Directions for this task:
Every line that includes the word "Company" is to be listed.

Provided data:

- - -

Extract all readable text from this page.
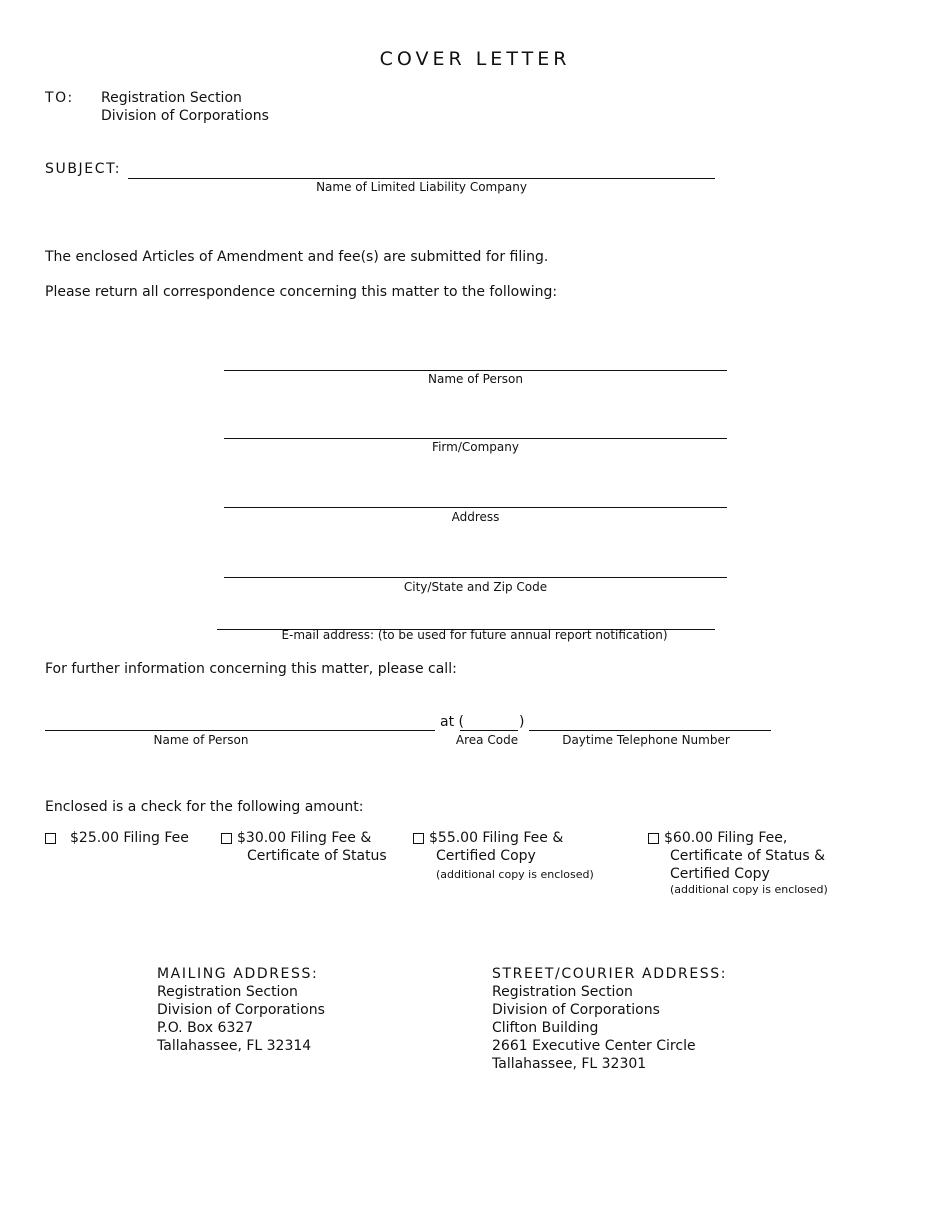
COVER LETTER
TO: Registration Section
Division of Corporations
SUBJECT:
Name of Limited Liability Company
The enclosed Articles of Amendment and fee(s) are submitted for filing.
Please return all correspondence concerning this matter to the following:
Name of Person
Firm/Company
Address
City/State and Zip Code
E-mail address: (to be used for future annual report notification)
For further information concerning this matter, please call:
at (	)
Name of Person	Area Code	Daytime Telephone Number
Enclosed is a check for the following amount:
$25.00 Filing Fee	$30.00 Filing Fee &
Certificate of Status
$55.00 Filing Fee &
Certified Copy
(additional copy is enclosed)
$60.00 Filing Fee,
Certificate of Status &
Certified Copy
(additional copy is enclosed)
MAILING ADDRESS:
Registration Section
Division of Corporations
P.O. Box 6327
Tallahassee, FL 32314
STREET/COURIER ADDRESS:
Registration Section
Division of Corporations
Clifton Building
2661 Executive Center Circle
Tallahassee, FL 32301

- - -

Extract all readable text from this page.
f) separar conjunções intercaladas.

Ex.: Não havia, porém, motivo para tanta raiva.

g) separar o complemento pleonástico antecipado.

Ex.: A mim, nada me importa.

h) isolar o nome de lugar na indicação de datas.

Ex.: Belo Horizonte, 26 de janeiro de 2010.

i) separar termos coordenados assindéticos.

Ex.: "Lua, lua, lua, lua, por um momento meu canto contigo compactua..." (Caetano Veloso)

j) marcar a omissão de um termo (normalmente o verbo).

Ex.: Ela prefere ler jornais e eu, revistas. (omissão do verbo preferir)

- - -

Answer for this exercise:
Name of Limited Liability Company
Firm/Company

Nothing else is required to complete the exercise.